=== SUPPLIED DATA ===

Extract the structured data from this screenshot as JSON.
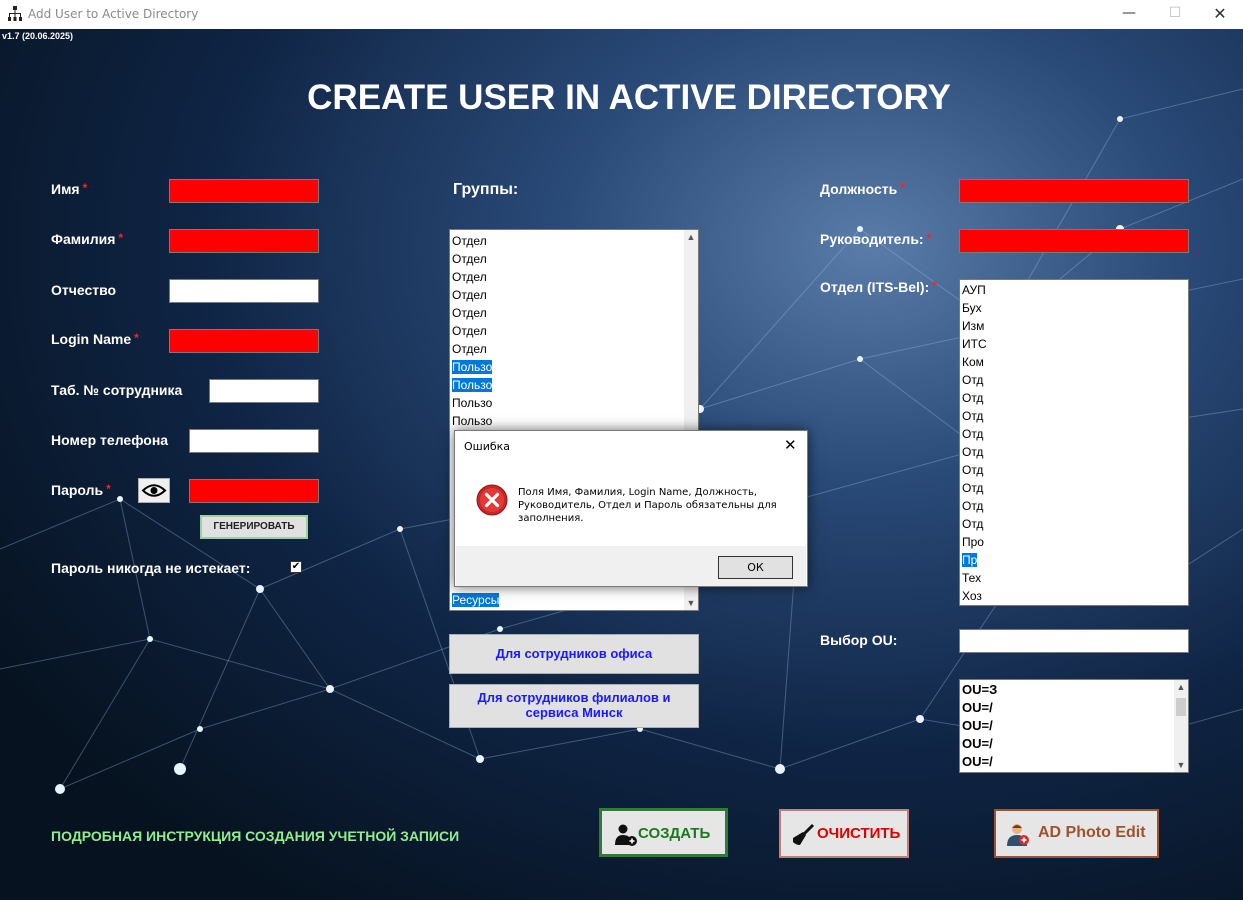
{
  "window": {
    "title": "Add User to Active Directory",
    "minimize_glyph": "—",
    "maximize_glyph": "☐",
    "close_glyph": "✕"
  },
  "version": "v1.7 (20.06.2025)",
  "page_title": "CREATE USER IN ACTIVE DIRECTORY",
  "required_marker": "*",
  "left_form": {
    "first_name_label": "Имя",
    "last_name_label": "Фамилия",
    "middle_name_label": "Отчество",
    "login_label": "Login Name",
    "employee_id_label": "Таб. № сотрудника",
    "phone_label": "Номер телефона",
    "password_label": "Пароль",
    "generate_button": "ГЕНЕРИРОВАТЬ",
    "never_expires_label": "Пароль никогда не истекает:",
    "never_expires_checked": true,
    "check_glyph": "✔"
  },
  "groups": {
    "label": "Группы:",
    "items": [
      {
        "text": "Отдел",
        "selected": false
      },
      {
        "text": "Отдел",
        "selected": false
      },
      {
        "text": "Отдел",
        "selected": false
      },
      {
        "text": "Отдел",
        "selected": false
      },
      {
        "text": "Отдел",
        "selected": false
      },
      {
        "text": "Отдел",
        "selected": false
      },
      {
        "text": "Отдел",
        "selected": false
      },
      {
        "text": "Пользо",
        "selected": true
      },
      {
        "text": "Пользо",
        "selected": true
      },
      {
        "text": "Пользо",
        "selected": false
      },
      {
        "text": "Пользо",
        "selected": false
      }
    ],
    "last_item": "Ресурсы",
    "office_button": "Для сотрудников офиса",
    "branch_button": "Для сотрудников филиалов и сервиса Минск"
  },
  "right_form": {
    "position_label": "Должность",
    "manager_label": "Руководитель:",
    "department_label": "Отдел (ITS-Bel):",
    "departments": [
      {
        "text": "АУП",
        "selected": false
      },
      {
        "text": "Бух",
        "selected": false
      },
      {
        "text": "Изм",
        "selected": false
      },
      {
        "text": "ИТС",
        "selected": false
      },
      {
        "text": "Ком",
        "selected": false
      },
      {
        "text": "Отд",
        "selected": false
      },
      {
        "text": "Отд",
        "selected": false
      },
      {
        "text": "Отд",
        "selected": false
      },
      {
        "text": "Отд",
        "selected": false
      },
      {
        "text": "Отд",
        "selected": false
      },
      {
        "text": "Отд",
        "selected": false
      },
      {
        "text": "Отд",
        "selected": false
      },
      {
        "text": "Отд",
        "selected": false
      },
      {
        "text": "Отд",
        "selected": false
      },
      {
        "text": "Про",
        "selected": false
      },
      {
        "text": "Пр",
        "selected": true
      },
      {
        "text": "Тех",
        "selected": false
      },
      {
        "text": "Хоз",
        "selected": false
      }
    ],
    "ou_label": "Выбор OU:",
    "ou_items": [
      "OU=З",
      "OU=/",
      "OU=/",
      "OU=/",
      "OU=/"
    ]
  },
  "bottom": {
    "instructions_link": "ПОДРОБНАЯ ИНСТРУКЦИЯ СОЗДАНИЯ УЧЕТНОЙ ЗАПИСИ",
    "create_button": "СОЗДАТЬ",
    "clear_button": "ОЧИСТИТЬ",
    "photo_button": "AD Photo Edit"
  },
  "dialog": {
    "title": "Ошибка",
    "message": "Поля Имя, Фамилия, Login Name, Должность, Руководитель, Отдел и Пароль обязательны для заполнения.",
    "ok_button": "ОК",
    "close_glyph": "✕"
  },
  "icons": {
    "app": "network-tree-icon",
    "eye": "eye-icon",
    "error": "error-circle-icon",
    "create": "add-user-icon",
    "clear": "broom-icon",
    "photo": "user-photo-icon"
  },
  "colors": {
    "required_field": "#ff0000",
    "create_border": "#2e7d32",
    "create_text": "#1b7a1b",
    "clear_border": "#c77a7a",
    "clear_text": "#e00000",
    "photo_border": "#a0522d",
    "photo_text": "#a0522d",
    "link_text": "#90ee90",
    "selection": "#0078d7"
  }
}
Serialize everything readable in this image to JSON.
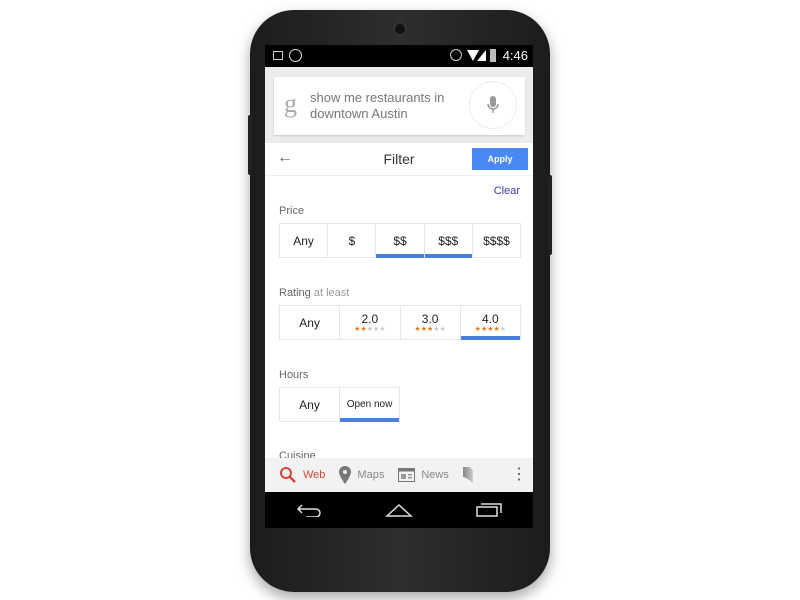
{
  "status_bar": {
    "time": "4:46",
    "icons": [
      "image-icon",
      "whatsapp-icon",
      "alarm-icon",
      "wifi-icon",
      "signal-icon",
      "battery-icon"
    ]
  },
  "search": {
    "logo": "g",
    "query": "show me restaurants in downtown Austin"
  },
  "header": {
    "title": "Filter",
    "apply_label": "Apply"
  },
  "clear_label": "Clear",
  "price": {
    "label": "Price",
    "options": [
      "Any",
      "$",
      "$$",
      "$$$",
      "$$$$"
    ],
    "selected": [
      "$$",
      "$$$"
    ]
  },
  "rating": {
    "label": "Rating",
    "sublabel": "at least",
    "options": [
      {
        "label": "Any"
      },
      {
        "label": "2.0",
        "stars": 2
      },
      {
        "label": "3.0",
        "stars": 3
      },
      {
        "label": "4.0",
        "stars": 4
      }
    ],
    "selected": "4.0"
  },
  "hours": {
    "label": "Hours",
    "options": [
      "Any",
      "Open now"
    ],
    "selected": "Open now"
  },
  "cuisine": {
    "label": "Cuisine"
  },
  "bottom_tabs": [
    {
      "label": "Web",
      "icon": "search-icon",
      "active": true
    },
    {
      "label": "Maps",
      "icon": "map-pin-icon"
    },
    {
      "label": "News",
      "icon": "newspaper-icon"
    }
  ],
  "colors": {
    "accent": "#4a89f3",
    "active_tab": "#d34836",
    "star": "#e07b20"
  }
}
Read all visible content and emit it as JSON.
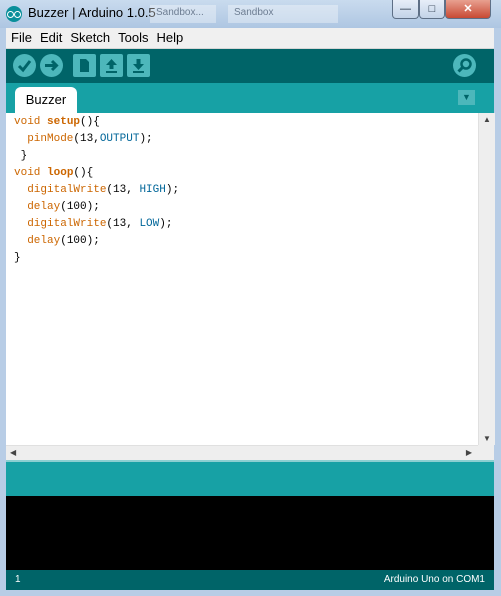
{
  "window": {
    "title": "Buzzer | Arduino 1.0.5",
    "background_tabs": [
      "Sandbox...",
      "Sandbox"
    ],
    "controls": {
      "minimize": "—",
      "maximize": "□",
      "close": "✕"
    }
  },
  "menu": [
    "File",
    "Edit",
    "Sketch",
    "Tools",
    "Help"
  ],
  "toolbar": {
    "verify_icon": "check-icon",
    "upload_icon": "arrow-right-icon",
    "new_icon": "new-document-icon",
    "open_icon": "upload-arrow-icon",
    "save_icon": "download-arrow-icon",
    "serial_monitor_icon": "magnifier-icon"
  },
  "tab": {
    "label": "Buzzer"
  },
  "code": [
    [
      {
        "t": "void ",
        "c": "type"
      },
      {
        "t": "setup",
        "c": "fn"
      },
      {
        "t": "(){",
        "c": ""
      }
    ],
    [
      {
        "t": "  ",
        "c": ""
      },
      {
        "t": "pinMode",
        "c": "call"
      },
      {
        "t": "(13,",
        "c": ""
      },
      {
        "t": "OUTPUT",
        "c": "const"
      },
      {
        "t": ");",
        "c": ""
      }
    ],
    [
      {
        "t": " }",
        "c": ""
      }
    ],
    [
      {
        "t": "void ",
        "c": "type"
      },
      {
        "t": "loop",
        "c": "fn"
      },
      {
        "t": "(){",
        "c": ""
      }
    ],
    [
      {
        "t": "  ",
        "c": ""
      },
      {
        "t": "digitalWrite",
        "c": "call"
      },
      {
        "t": "(13, ",
        "c": ""
      },
      {
        "t": "HIGH",
        "c": "const"
      },
      {
        "t": ");",
        "c": ""
      }
    ],
    [
      {
        "t": "  ",
        "c": ""
      },
      {
        "t": "delay",
        "c": "call"
      },
      {
        "t": "(100);",
        "c": ""
      }
    ],
    [
      {
        "t": "  ",
        "c": ""
      },
      {
        "t": "digitalWrite",
        "c": "call"
      },
      {
        "t": "(13, ",
        "c": ""
      },
      {
        "t": "LOW",
        "c": "const"
      },
      {
        "t": ");",
        "c": ""
      }
    ],
    [
      {
        "t": "  ",
        "c": ""
      },
      {
        "t": "delay",
        "c": "call"
      },
      {
        "t": "(100);",
        "c": ""
      }
    ],
    [
      {
        "t": "}",
        "c": ""
      }
    ]
  ],
  "footer": {
    "line": "1",
    "board": "Arduino Uno on COM1"
  },
  "colors": {
    "toolbar": "#006468",
    "tabstrip": "#17a1a5",
    "console": "#000000",
    "keyword": "#cc6600",
    "constant": "#006699"
  }
}
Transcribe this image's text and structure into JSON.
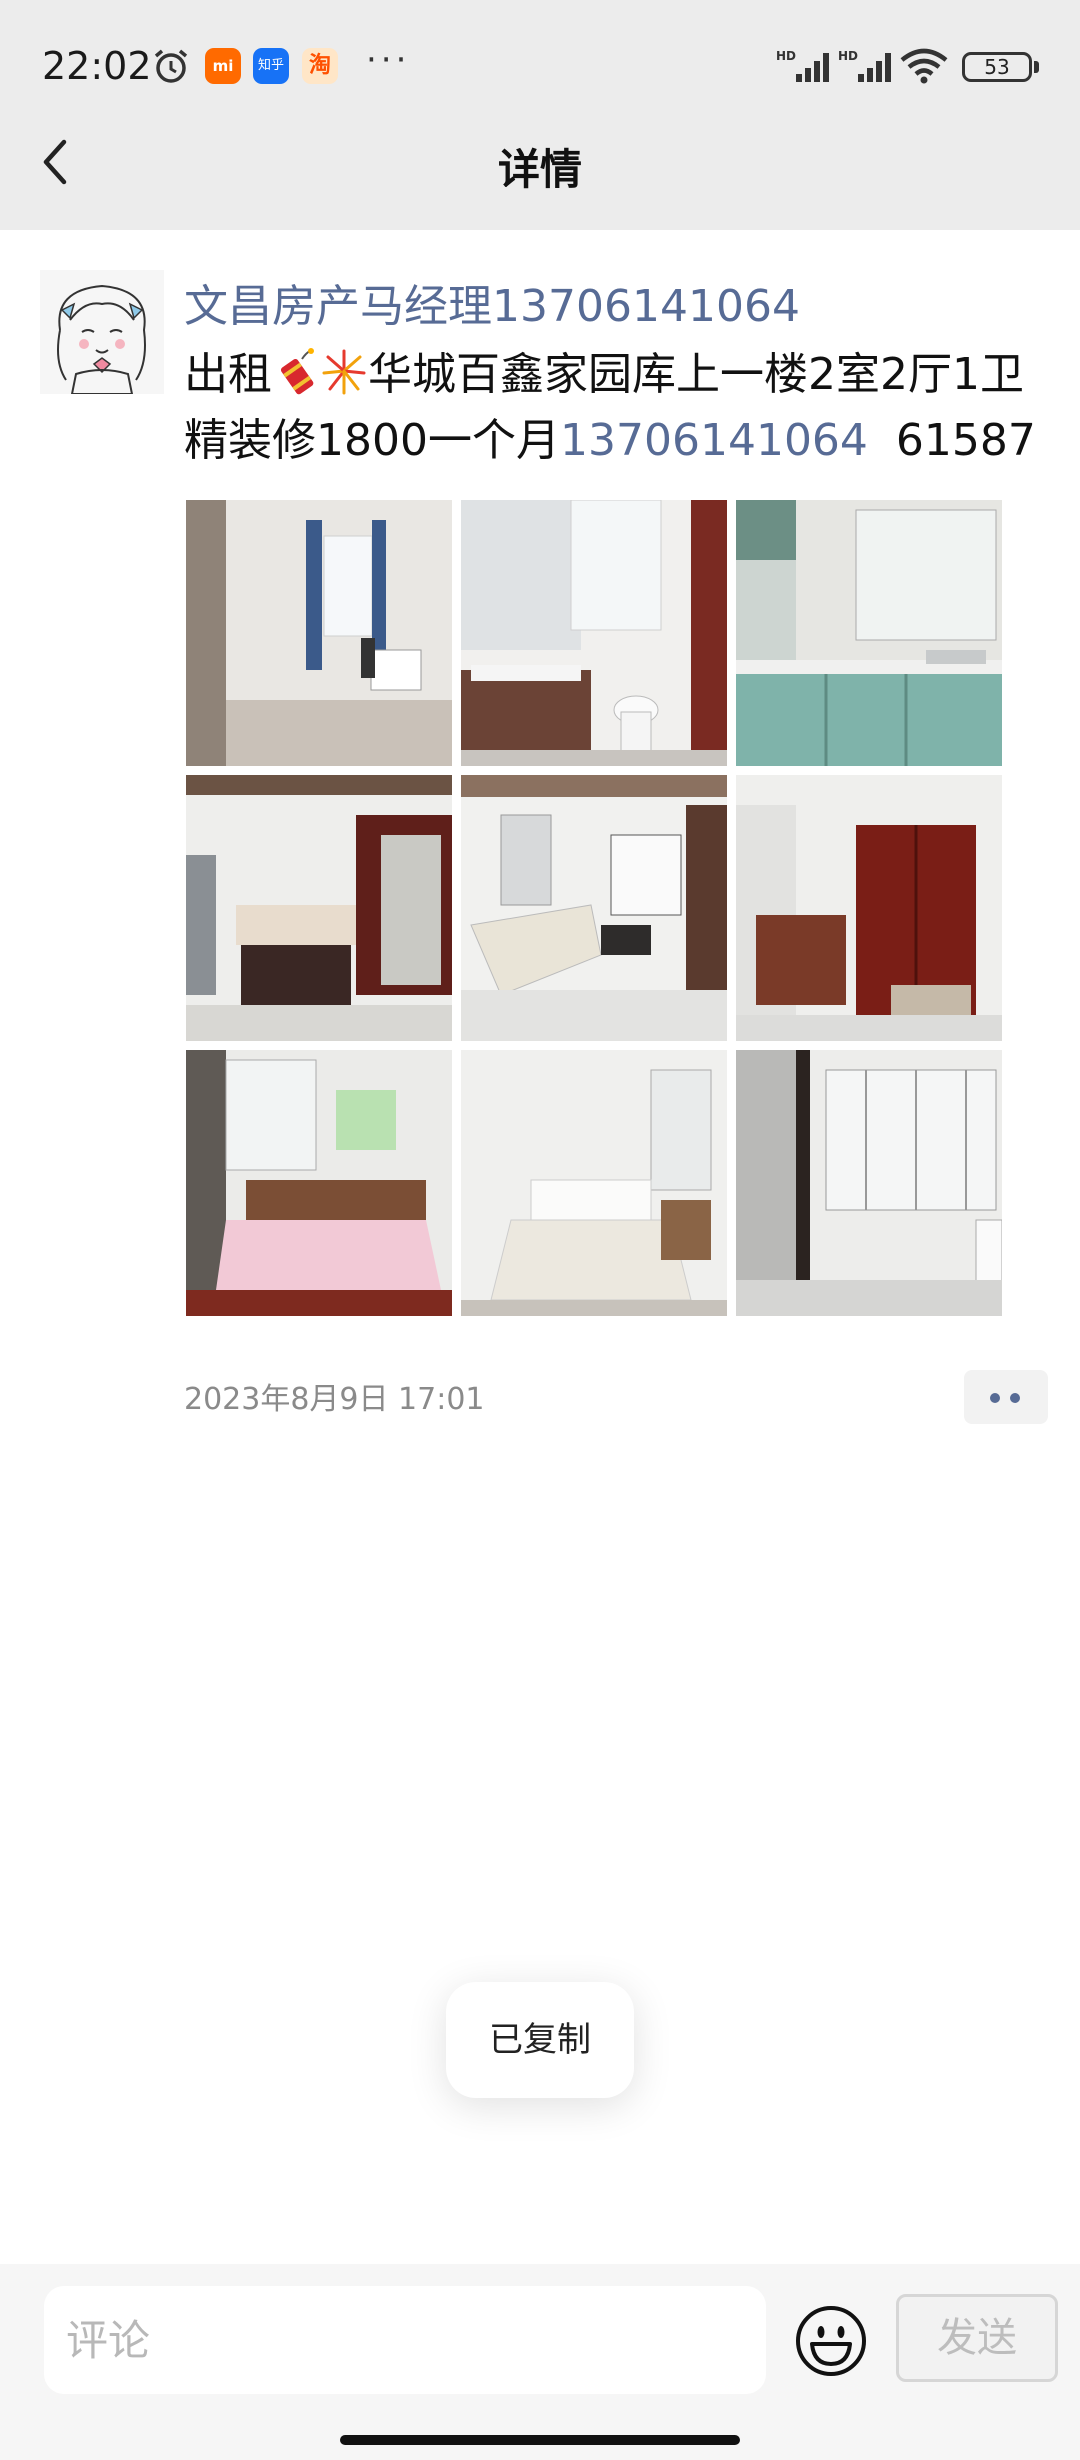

===

DO THIS:
For this exercise, gather every line of the data that contains the word "Login".

FINAL RESULT:
    "login_label": "Login Name",
    "message": "Поля Имя, Фамилия, Login Name, Должность, Руководитель, Отдел и Пароль обязательны для заполнения.",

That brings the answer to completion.